> The task:
Copy every line from the material below that holds "this".

> Figure record extracts:
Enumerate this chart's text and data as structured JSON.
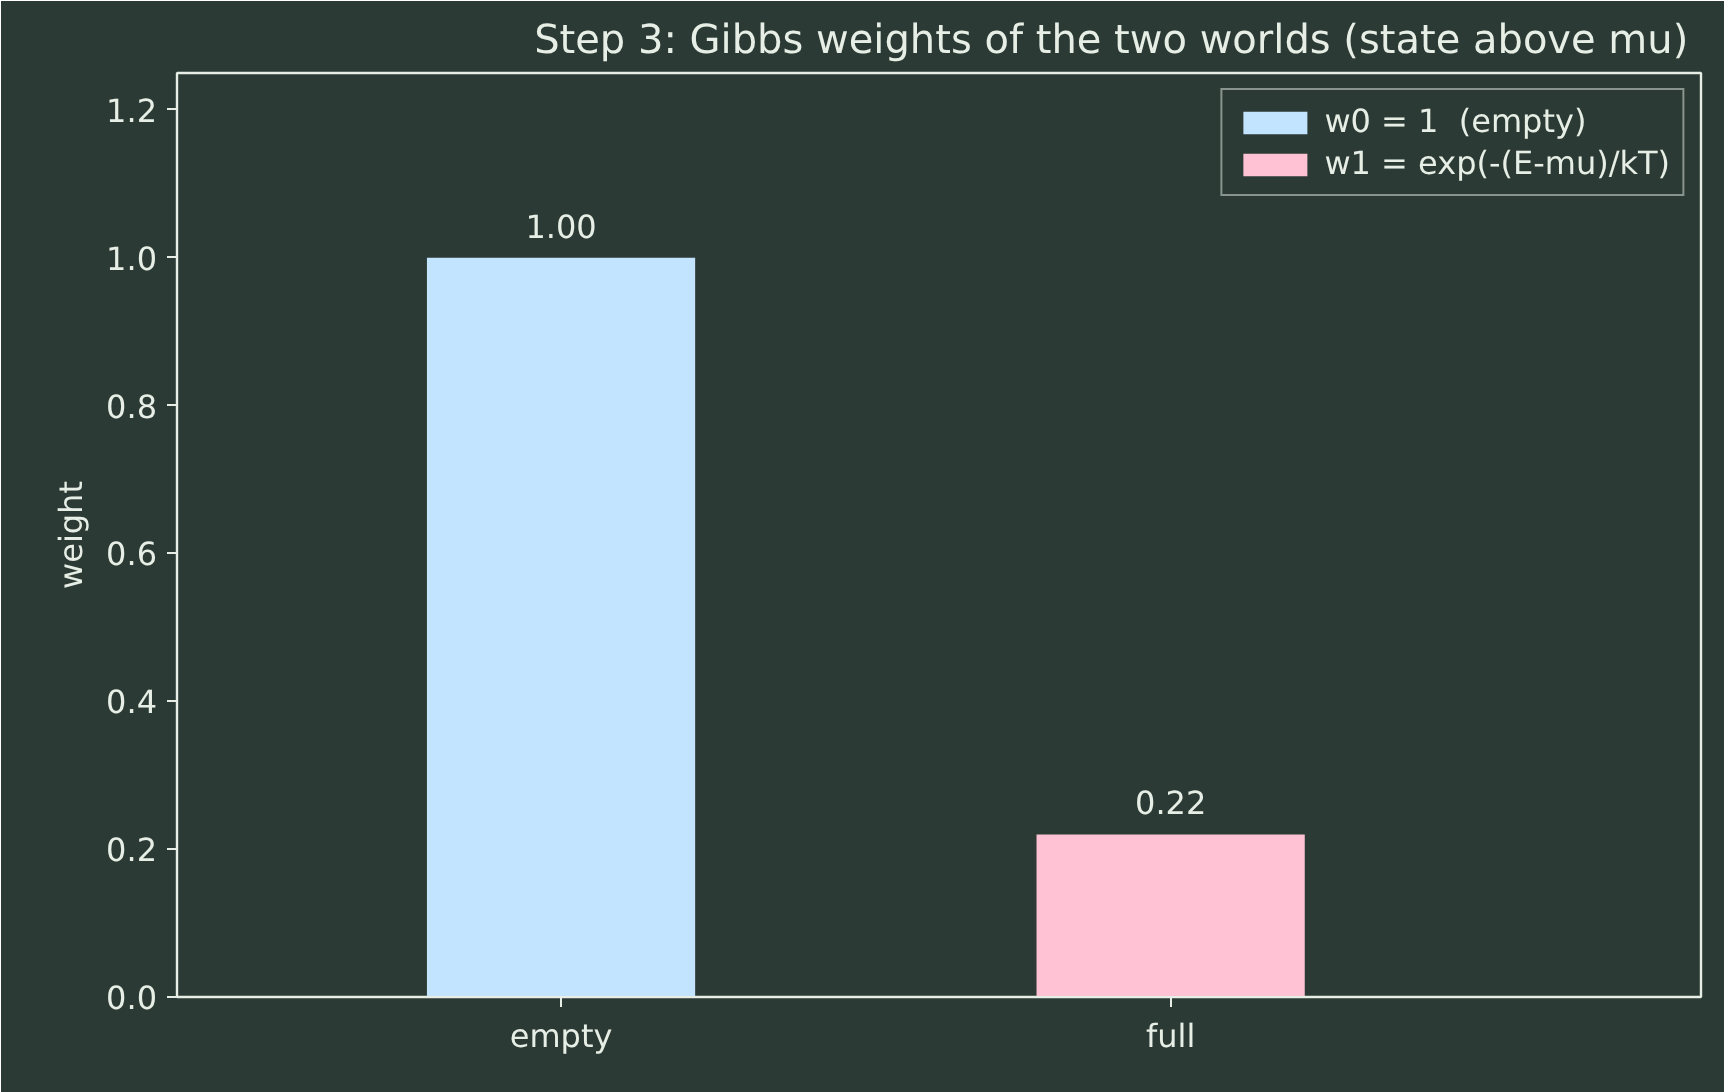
{
  "chart_data": {
    "type": "bar",
    "title": "Step 3: Gibbs weights of the two worlds  (state above mu)",
    "ylabel": "weight",
    "categories": [
      "empty",
      "full"
    ],
    "series": [
      {
        "name": "w0 = 1  (empty)",
        "color": "#c2e4ff",
        "values": [
          1.0,
          null
        ],
        "value_labels": [
          "1.00",
          null
        ]
      },
      {
        "name": "w1 = exp(-(E-mu)/kT)",
        "color": "#ffc2d4",
        "values": [
          null,
          0.22
        ],
        "value_labels": [
          null,
          "0.22"
        ]
      }
    ],
    "ylim": [
      0,
      1.25
    ],
    "yticks": [
      {
        "value": 0,
        "label": "0.0"
      },
      0.2,
      0.4,
      0.6,
      0.8,
      {
        "value": 1,
        "label": "1.0"
      },
      1.2
    ],
    "grid": false,
    "legend": "top right"
  }
}
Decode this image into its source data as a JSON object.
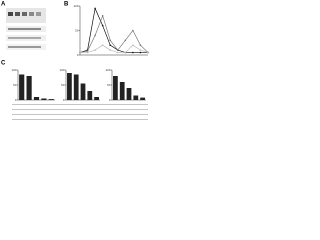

> Answer:
Enumerate this chart's text and data as structured JSON.
Decode this image into its source data as a JSON object.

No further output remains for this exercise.